### PROBLEM
Print the listing below in its entirety, character for character.

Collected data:
━━━━━━━━

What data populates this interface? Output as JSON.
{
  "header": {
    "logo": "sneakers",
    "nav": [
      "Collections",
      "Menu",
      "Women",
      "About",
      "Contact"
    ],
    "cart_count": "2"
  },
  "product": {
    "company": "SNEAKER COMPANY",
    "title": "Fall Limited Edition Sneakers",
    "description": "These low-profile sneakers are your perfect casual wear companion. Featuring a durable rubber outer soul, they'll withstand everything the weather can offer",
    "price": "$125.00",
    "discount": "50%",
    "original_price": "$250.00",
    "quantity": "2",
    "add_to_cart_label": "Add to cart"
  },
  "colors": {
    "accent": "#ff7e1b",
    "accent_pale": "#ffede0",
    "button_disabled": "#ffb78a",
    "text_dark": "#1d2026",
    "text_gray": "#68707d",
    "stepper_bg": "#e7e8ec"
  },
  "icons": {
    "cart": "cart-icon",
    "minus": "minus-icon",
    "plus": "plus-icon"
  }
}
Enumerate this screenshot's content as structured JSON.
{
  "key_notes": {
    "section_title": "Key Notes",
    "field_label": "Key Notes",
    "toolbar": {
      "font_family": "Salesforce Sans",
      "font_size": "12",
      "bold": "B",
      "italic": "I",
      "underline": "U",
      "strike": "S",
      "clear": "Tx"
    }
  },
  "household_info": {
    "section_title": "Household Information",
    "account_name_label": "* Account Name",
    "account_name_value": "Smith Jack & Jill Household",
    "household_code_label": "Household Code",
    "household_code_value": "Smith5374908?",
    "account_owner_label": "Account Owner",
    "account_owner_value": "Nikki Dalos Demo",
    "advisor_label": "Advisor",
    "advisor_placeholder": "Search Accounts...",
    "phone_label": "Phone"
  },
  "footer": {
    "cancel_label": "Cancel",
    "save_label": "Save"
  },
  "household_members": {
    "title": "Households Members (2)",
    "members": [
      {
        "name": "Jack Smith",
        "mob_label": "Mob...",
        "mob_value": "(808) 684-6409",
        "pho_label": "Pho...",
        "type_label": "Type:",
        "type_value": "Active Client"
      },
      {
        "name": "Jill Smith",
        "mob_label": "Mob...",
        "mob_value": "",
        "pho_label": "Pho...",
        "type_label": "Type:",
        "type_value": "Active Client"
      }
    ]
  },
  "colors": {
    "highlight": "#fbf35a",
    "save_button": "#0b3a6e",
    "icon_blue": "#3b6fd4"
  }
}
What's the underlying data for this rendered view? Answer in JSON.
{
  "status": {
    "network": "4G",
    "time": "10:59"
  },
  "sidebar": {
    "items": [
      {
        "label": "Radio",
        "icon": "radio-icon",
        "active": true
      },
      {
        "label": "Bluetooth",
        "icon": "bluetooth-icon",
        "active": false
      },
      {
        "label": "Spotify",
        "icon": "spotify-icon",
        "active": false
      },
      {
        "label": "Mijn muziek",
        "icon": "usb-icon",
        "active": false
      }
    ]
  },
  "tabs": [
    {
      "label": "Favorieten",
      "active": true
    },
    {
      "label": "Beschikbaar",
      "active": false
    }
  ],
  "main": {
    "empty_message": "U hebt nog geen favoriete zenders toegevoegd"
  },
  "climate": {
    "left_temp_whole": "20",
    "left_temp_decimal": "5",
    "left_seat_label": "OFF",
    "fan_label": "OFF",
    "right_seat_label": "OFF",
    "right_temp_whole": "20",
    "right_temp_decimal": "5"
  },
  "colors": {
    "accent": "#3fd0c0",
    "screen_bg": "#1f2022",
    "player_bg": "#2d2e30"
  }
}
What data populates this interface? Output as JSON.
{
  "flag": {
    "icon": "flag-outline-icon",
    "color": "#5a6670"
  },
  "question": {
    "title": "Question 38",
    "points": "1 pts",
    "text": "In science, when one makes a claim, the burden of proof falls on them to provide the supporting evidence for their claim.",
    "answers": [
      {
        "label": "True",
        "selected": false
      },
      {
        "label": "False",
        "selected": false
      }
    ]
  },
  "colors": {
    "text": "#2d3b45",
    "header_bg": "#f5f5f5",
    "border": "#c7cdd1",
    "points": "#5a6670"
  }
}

━━━━━━━━

### SOLVED PROBLEM
What data populates this interface? Output as JSON.
{
  "header": {
    "logo": "sneakers",
    "nav": [
      "Collections",
      "Menu",
      "Women",
      "About",
      "Contact"
    ],
    "cart_count": "2"
  },
  "product": {
    "company": "SNEAKER COMPANY",
    "title": "Fall Limited Edition Sneakers",
    "description": "These low-profile sneakers are your perfect casual wear companion. Featuring a durable rubber outer soul, they'll withstand everything the weather can offer",
    "price": "$125.00",
    "discount": "50%",
    "original_price": "$250.00",
    "quantity": "2",
    "add_to_cart_label": "Add to cart"
  },
  "colors": {
    "accent": "#ff7e1b",
    "accent_pale": "#ffede0",
    "button_disabled": "#ffb78a",
    "text_dark": "#1d2026",
    "text_gray": "#68707d",
    "stepper_bg": "#e7e8ec"
  },
  "icons": {
    "cart": "cart-icon",
    "minus": "minus-icon",
    "plus": "plus-icon"
  }
}
Enumerate this screenshot's content as structured JSON.
{
  "key_notes": {
    "section_title": "Key Notes",
    "field_label": "Key Notes",
    "toolbar": {
      "font_family": "Salesforce Sans",
      "font_size": "12",
      "bold": "B",
      "italic": "I",
      "underline": "U",
      "strike": "S",
      "clear": "Tx"
    }
  },
  "household_info": {
    "section_title": "Household Information",
    "account_name_label": "* Account Name",
    "account_name_value": "Smith Jack & Jill Household",
    "household_code_label": "Household Code",
    "household_code_value": "Smith5374908?",
    "account_owner_label": "Account Owner",
    "account_owner_value": "Nikki Dalos Demo",
    "advisor_label": "Advisor",
    "advisor_placeholder": "Search Accounts...",
    "phone_label": "Phone"
  },
  "footer": {
    "cancel_label": "Cancel",
    "save_label": "Save"
  },
  "household_members": {
    "title": "Households Members (2)",
    "members": [
      {
        "name": "Jack Smith",
        "mob_label": "Mob...",
        "mob_value": "(808) 684-6409",
        "pho_label": "Pho...",
        "type_label": "Type:",
        "type_value": "Active Client"
      },
      {
        "name": "Jill Smith",
        "mob_label": "Mob...",
        "mob_value": "",
        "pho_label": "Pho...",
        "type_label": "Type:",
        "type_value": "Active Client"
      }
    ]
  },
  "colors": {
    "highlight": "#fbf35a",
    "save_button": "#0b3a6e",
    "icon_blue": "#3b6fd4"
  }
}
What's the underlying data for this rendered view? Answer in JSON.
{
  "status": {
    "network": "4G",
    "time": "10:59"
  },
  "sidebar": {
    "items": [
      {
        "label": "Radio",
        "icon": "radio-icon",
        "active": true
      },
      {
        "label": "Bluetooth",
        "icon": "bluetooth-icon",
        "active": false
      },
      {
        "label": "Spotify",
        "icon": "spotify-icon",
        "active": false
      },
      {
        "label": "Mijn muziek",
        "icon": "usb-icon",
        "active": false
      }
    ]
  },
  "tabs": [
    {
      "label": "Favorieten",
      "active": true
    },
    {
      "label": "Beschikbaar",
      "active": false
    }
  ],
  "main": {
    "empty_message": "U hebt nog geen favoriete zenders toegevoegd"
  },
  "climate": {
    "left_temp_whole": "20",
    "left_temp_decimal": "5",
    "left_seat_label": "OFF",
    "fan_label": "OFF",
    "right_seat_label": "OFF",
    "right_temp_whole": "20",
    "right_temp_decimal": "5"
  },
  "colors": {
    "accent": "#3fd0c0",
    "screen_bg": "#1f2022",
    "player_bg": "#2d2e30"
  }
}
What data populates this interface? Output as JSON.
{
  "flag": {
    "icon": "flag-outline-icon",
    "color": "#5a6670"
  },
  "question": {
    "title": "Question 38",
    "points": "1 pts",
    "text": "In science, when one makes a claim, the burden of proof falls on them to provide the supporting evidence for their claim.",
    "answers": [
      {
        "label": "True",
        "selected": false
      },
      {
        "label": "False",
        "selected": false
      }
    ]
  },
  "colors": {
    "text": "#2d3b45",
    "header_bg": "#f5f5f5",
    "border": "#c7cdd1",
    "points": "#5a6670"
  }
}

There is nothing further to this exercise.